ITEMS:
######
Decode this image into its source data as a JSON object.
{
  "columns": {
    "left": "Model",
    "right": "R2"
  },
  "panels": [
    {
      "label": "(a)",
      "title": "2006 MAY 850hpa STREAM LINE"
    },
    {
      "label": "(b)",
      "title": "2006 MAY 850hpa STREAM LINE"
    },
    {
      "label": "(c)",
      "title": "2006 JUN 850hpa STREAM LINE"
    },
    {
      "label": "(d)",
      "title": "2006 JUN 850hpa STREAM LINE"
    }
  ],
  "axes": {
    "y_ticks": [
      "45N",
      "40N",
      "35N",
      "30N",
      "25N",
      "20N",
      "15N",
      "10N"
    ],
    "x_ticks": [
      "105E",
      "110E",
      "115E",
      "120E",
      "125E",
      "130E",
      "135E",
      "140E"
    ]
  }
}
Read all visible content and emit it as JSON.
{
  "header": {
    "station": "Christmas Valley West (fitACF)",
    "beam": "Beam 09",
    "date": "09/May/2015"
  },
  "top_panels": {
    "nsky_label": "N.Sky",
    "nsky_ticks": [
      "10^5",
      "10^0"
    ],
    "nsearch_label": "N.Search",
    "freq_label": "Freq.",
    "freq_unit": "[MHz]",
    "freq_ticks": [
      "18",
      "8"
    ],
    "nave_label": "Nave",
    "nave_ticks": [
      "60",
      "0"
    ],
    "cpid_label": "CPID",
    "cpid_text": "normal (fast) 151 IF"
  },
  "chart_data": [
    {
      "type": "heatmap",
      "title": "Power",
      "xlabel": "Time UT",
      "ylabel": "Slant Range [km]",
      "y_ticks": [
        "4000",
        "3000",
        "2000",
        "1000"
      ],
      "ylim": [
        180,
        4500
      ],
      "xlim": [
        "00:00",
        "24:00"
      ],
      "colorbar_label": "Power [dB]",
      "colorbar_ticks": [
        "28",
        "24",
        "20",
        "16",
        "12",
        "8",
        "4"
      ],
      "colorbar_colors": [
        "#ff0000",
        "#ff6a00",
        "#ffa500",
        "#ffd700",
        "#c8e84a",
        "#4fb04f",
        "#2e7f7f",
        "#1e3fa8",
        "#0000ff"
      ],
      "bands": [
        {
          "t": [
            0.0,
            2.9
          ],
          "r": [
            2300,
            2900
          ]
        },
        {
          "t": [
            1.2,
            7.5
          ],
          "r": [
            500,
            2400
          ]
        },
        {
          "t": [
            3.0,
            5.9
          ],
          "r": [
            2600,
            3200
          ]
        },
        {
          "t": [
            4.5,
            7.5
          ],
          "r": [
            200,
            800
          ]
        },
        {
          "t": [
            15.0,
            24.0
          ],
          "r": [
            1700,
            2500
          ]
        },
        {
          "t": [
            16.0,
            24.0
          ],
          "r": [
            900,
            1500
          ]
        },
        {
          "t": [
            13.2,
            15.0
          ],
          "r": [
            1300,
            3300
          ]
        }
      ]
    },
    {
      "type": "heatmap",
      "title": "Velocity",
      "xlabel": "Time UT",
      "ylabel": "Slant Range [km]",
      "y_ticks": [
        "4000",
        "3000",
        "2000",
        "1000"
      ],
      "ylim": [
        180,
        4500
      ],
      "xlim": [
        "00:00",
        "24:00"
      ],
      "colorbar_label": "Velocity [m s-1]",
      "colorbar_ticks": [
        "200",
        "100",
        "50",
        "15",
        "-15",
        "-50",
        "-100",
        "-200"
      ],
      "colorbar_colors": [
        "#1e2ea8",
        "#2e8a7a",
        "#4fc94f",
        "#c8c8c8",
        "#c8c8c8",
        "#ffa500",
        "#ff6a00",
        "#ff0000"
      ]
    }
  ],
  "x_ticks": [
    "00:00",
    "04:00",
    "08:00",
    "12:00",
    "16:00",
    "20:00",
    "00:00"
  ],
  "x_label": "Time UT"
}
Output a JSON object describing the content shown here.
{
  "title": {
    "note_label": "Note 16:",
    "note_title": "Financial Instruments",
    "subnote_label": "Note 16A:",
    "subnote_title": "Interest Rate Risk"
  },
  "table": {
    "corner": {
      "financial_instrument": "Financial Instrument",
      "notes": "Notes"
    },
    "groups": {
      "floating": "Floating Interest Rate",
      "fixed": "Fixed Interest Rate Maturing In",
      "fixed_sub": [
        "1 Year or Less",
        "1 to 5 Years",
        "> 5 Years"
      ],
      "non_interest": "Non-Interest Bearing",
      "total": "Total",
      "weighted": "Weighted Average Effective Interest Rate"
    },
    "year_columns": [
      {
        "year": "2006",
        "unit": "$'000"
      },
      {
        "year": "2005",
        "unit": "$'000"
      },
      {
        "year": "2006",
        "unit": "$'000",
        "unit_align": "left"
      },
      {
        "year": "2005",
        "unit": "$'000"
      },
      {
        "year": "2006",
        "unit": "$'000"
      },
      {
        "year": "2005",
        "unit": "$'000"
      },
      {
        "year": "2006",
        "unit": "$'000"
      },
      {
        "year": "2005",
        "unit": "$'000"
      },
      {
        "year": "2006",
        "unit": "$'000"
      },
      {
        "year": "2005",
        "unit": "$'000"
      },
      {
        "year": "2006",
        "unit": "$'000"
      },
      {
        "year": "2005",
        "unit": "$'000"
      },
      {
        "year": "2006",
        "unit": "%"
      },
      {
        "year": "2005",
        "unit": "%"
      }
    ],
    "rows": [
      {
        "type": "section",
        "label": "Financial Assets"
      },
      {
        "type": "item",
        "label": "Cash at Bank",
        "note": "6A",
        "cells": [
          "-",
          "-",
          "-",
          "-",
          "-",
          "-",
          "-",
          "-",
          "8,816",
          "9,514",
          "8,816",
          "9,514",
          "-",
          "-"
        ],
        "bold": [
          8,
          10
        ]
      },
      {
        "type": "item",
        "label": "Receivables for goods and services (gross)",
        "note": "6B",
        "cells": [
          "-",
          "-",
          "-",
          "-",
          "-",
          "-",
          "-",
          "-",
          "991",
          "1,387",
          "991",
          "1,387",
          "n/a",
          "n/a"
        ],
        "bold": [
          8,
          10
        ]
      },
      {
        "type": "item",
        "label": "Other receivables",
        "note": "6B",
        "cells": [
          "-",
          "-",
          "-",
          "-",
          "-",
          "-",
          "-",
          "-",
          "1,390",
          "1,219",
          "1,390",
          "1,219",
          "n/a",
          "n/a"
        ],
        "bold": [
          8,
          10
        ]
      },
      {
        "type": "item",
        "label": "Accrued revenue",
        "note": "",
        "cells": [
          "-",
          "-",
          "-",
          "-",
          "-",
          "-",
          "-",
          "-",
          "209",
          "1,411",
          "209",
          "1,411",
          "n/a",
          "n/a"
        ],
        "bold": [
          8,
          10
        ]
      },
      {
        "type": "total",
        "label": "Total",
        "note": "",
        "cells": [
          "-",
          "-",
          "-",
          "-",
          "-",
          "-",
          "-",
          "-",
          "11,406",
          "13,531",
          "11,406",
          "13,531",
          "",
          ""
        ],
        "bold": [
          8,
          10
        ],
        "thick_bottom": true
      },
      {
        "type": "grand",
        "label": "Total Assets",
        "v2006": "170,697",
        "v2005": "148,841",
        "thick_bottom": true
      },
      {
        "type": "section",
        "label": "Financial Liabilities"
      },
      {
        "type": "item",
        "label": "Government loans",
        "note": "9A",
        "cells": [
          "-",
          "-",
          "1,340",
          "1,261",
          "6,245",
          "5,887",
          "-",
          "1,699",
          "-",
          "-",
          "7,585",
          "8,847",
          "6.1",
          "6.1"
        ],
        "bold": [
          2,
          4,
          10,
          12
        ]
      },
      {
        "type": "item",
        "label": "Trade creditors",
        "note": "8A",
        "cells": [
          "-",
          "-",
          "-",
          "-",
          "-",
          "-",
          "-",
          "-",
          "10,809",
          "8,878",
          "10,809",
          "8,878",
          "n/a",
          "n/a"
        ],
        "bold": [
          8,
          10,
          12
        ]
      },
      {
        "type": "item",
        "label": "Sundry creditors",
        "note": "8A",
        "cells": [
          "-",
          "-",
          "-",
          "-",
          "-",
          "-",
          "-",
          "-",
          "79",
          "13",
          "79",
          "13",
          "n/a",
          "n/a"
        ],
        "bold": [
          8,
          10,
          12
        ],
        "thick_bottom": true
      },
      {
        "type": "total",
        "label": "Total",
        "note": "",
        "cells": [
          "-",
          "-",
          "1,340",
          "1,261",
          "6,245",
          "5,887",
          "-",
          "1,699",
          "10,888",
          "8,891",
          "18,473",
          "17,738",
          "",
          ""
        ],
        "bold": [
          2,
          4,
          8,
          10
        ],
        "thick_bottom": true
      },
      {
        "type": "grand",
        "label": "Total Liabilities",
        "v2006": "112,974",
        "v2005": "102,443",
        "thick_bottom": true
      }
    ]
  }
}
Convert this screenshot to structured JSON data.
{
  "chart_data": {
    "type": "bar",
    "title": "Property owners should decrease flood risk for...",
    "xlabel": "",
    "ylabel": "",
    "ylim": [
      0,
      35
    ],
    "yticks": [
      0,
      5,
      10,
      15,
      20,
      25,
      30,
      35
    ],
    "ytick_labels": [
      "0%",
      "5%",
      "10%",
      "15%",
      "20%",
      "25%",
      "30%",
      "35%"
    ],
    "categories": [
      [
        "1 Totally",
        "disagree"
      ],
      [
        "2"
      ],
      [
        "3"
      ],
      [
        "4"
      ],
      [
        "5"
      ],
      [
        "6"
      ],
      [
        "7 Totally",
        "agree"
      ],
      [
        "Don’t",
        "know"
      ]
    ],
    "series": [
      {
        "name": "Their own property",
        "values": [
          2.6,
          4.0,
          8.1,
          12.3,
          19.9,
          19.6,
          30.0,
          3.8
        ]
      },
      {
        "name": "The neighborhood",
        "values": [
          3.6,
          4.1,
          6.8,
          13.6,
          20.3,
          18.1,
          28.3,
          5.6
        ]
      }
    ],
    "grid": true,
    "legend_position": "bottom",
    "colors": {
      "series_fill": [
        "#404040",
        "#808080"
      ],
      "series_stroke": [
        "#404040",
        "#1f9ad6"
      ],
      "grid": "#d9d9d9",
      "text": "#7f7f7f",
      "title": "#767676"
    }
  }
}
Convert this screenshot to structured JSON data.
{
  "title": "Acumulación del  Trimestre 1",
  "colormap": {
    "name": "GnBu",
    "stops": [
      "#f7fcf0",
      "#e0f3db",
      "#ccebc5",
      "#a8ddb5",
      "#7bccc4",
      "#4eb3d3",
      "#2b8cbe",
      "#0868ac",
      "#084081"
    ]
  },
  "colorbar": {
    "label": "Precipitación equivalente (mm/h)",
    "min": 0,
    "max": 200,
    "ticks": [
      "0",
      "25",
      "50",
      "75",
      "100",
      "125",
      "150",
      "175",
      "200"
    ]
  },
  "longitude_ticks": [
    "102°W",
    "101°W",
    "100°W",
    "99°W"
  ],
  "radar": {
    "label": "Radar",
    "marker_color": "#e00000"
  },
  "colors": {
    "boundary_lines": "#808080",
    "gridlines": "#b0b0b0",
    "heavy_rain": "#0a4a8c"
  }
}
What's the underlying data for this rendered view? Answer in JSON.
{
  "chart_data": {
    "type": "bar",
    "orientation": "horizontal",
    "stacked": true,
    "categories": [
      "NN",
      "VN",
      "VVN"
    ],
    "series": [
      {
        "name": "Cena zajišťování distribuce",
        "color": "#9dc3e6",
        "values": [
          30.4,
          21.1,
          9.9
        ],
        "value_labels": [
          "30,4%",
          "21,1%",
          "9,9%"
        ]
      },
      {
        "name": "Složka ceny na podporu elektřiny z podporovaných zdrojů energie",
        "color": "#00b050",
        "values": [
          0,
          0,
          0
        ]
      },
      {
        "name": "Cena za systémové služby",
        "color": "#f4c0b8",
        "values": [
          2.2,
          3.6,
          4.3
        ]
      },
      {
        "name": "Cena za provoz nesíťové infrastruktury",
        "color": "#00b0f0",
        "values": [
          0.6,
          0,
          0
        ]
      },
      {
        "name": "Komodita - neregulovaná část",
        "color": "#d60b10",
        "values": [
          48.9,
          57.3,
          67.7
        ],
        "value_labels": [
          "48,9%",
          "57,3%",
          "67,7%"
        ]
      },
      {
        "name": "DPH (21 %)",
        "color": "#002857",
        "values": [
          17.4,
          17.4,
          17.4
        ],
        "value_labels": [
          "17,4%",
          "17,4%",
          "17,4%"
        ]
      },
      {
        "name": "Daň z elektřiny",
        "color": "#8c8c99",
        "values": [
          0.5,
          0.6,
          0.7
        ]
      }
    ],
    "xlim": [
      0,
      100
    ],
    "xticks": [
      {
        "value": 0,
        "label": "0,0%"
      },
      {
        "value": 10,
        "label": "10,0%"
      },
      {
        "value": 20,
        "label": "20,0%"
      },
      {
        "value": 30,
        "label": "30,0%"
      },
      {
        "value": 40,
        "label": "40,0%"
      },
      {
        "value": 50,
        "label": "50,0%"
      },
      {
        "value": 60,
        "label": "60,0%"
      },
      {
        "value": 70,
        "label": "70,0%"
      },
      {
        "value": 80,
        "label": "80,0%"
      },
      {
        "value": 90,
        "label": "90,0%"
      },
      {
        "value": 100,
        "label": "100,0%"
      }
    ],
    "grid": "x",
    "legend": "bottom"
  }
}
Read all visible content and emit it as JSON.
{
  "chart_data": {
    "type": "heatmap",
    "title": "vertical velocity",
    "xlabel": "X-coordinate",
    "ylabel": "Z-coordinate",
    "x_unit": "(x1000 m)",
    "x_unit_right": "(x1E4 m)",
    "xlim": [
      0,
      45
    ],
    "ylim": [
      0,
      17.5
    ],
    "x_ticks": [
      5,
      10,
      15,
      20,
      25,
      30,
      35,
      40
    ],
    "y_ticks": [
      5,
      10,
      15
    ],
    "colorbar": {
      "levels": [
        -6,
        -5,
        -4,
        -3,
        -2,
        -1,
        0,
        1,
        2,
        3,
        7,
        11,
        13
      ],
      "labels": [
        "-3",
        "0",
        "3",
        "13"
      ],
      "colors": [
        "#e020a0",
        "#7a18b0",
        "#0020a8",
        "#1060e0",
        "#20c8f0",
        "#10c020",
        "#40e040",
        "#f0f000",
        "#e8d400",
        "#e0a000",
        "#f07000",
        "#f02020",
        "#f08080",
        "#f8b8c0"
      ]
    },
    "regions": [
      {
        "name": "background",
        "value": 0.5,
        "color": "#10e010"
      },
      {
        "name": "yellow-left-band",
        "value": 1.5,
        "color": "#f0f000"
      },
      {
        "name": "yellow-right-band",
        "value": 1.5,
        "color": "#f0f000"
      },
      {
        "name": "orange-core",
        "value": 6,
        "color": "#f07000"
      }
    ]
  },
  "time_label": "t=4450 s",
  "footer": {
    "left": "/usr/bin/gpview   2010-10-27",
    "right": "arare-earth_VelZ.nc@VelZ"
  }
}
######
CHALLENGE: Scan the listing above for the word "Power" and copy every line that holds it.

EXERCISE RESULT:
      "title": "Power",
      "colorbar_label": "Power [dB]",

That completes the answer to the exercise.